● Given records

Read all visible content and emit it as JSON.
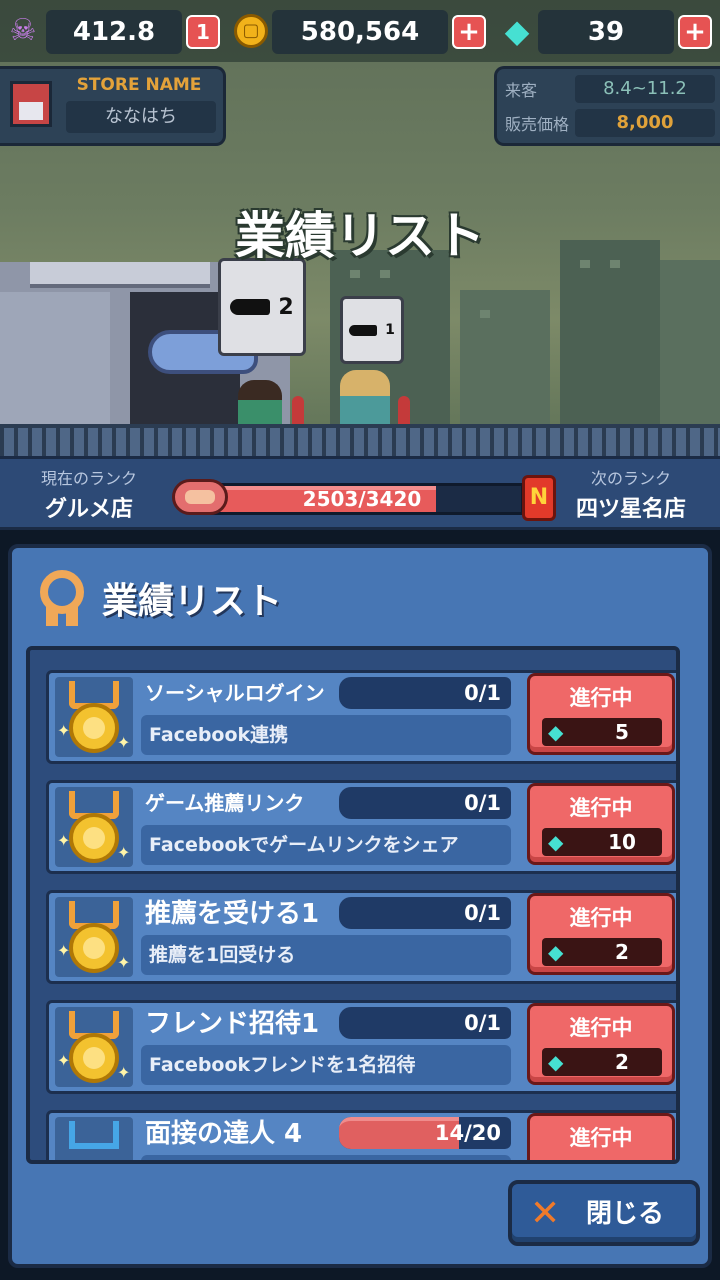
{
  "resources": {
    "skull_value": "412.8",
    "skull_plus_label": "1",
    "coins_value": "580,564",
    "gems_value": "39",
    "plus_glyph": "+"
  },
  "store": {
    "label": "STORE NAME",
    "name": "ななはち"
  },
  "stats": {
    "visitors_label": "来客",
    "visitors_value": "8.4~11.2",
    "price_label": "販売価格",
    "price_value": "8,000"
  },
  "scene": {
    "title": "業績リスト",
    "bubble_large_count": "2",
    "bubble_small_count": "1"
  },
  "rank": {
    "current_label": "現在のランク",
    "current_value": "グルメ店",
    "progress_text": "2503/3420",
    "progress_fraction": 0.732,
    "next_badge": "N",
    "next_label": "次のランク",
    "next_value": "四ツ星名店"
  },
  "panel": {
    "title": "業績リスト",
    "items": [
      {
        "title": "ソーシャルログイン",
        "count": "0/1",
        "progress": 0,
        "desc": "Facebook連携",
        "button": "進行中",
        "reward": "5",
        "icon": "gold-medal-icon"
      },
      {
        "title": "ゲーム推薦リンク",
        "count": "0/1",
        "progress": 0,
        "desc": "Facebookでゲームリンクをシェア",
        "button": "進行中",
        "reward": "10",
        "icon": "gold-medal-icon"
      },
      {
        "title": "推薦を受ける1",
        "count": "0/1",
        "progress": 0,
        "desc": "推薦を1回受ける",
        "button": "進行中",
        "reward": "2",
        "icon": "gold-medal-icon"
      },
      {
        "title": "フレンド招待1",
        "count": "0/1",
        "progress": 0,
        "desc": "Facebookフレンドを1名招待",
        "button": "進行中",
        "reward": "2",
        "icon": "gold-medal-icon"
      },
      {
        "title": "面接の達人 4",
        "count": "14/20",
        "progress": 0.7,
        "desc": "",
        "button": "進行中",
        "reward": "",
        "icon": "blue-medal-icon"
      }
    ],
    "close_label": "閉じる"
  },
  "colors": {
    "accent_red": "#ef6868",
    "panel_blue": "#4776b4",
    "gem_cyan": "#46e0d2",
    "coin_gold": "#f2b21a"
  }
}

● Exercise goal
Output the data above without changes, apart from leaving out the pictures.

● The completed task
Read all visible content and emit it as JSON.
{
  "resources": {
    "skull_value": "412.8",
    "skull_plus_label": "1",
    "coins_value": "580,564",
    "gems_value": "39",
    "plus_glyph": "+"
  },
  "store": {
    "label": "STORE NAME",
    "name": "ななはち"
  },
  "stats": {
    "visitors_label": "来客",
    "visitors_value": "8.4~11.2",
    "price_label": "販売価格",
    "price_value": "8,000"
  },
  "scene": {
    "title": "業績リスト",
    "bubble_large_count": "2",
    "bubble_small_count": "1"
  },
  "rank": {
    "current_label": "現在のランク",
    "current_value": "グルメ店",
    "progress_text": "2503/3420",
    "progress_fraction": 0.732,
    "next_badge": "N",
    "next_label": "次のランク",
    "next_value": "四ツ星名店"
  },
  "panel": {
    "title": "業績リスト",
    "items": [
      {
        "title": "ソーシャルログイン",
        "count": "0/1",
        "progress": 0,
        "desc": "Facebook連携",
        "button": "進行中",
        "reward": "5",
        "icon": "gold-medal-icon"
      },
      {
        "title": "ゲーム推薦リンク",
        "count": "0/1",
        "progress": 0,
        "desc": "Facebookでゲームリンクをシェア",
        "button": "進行中",
        "reward": "10",
        "icon": "gold-medal-icon"
      },
      {
        "title": "推薦を受ける1",
        "count": "0/1",
        "progress": 0,
        "desc": "推薦を1回受ける",
        "button": "進行中",
        "reward": "2",
        "icon": "gold-medal-icon"
      },
      {
        "title": "フレンド招待1",
        "count": "0/1",
        "progress": 0,
        "desc": "Facebookフレンドを1名招待",
        "button": "進行中",
        "reward": "2",
        "icon": "gold-medal-icon"
      },
      {
        "title": "面接の達人 4",
        "count": "14/20",
        "progress": 0.7,
        "desc": "",
        "button": "進行中",
        "reward": "",
        "icon": "blue-medal-icon"
      }
    ],
    "close_label": "閉じる"
  },
  "colors": {
    "accent_red": "#ef6868",
    "panel_blue": "#4776b4",
    "gem_cyan": "#46e0d2",
    "coin_gold": "#f2b21a"
  }
}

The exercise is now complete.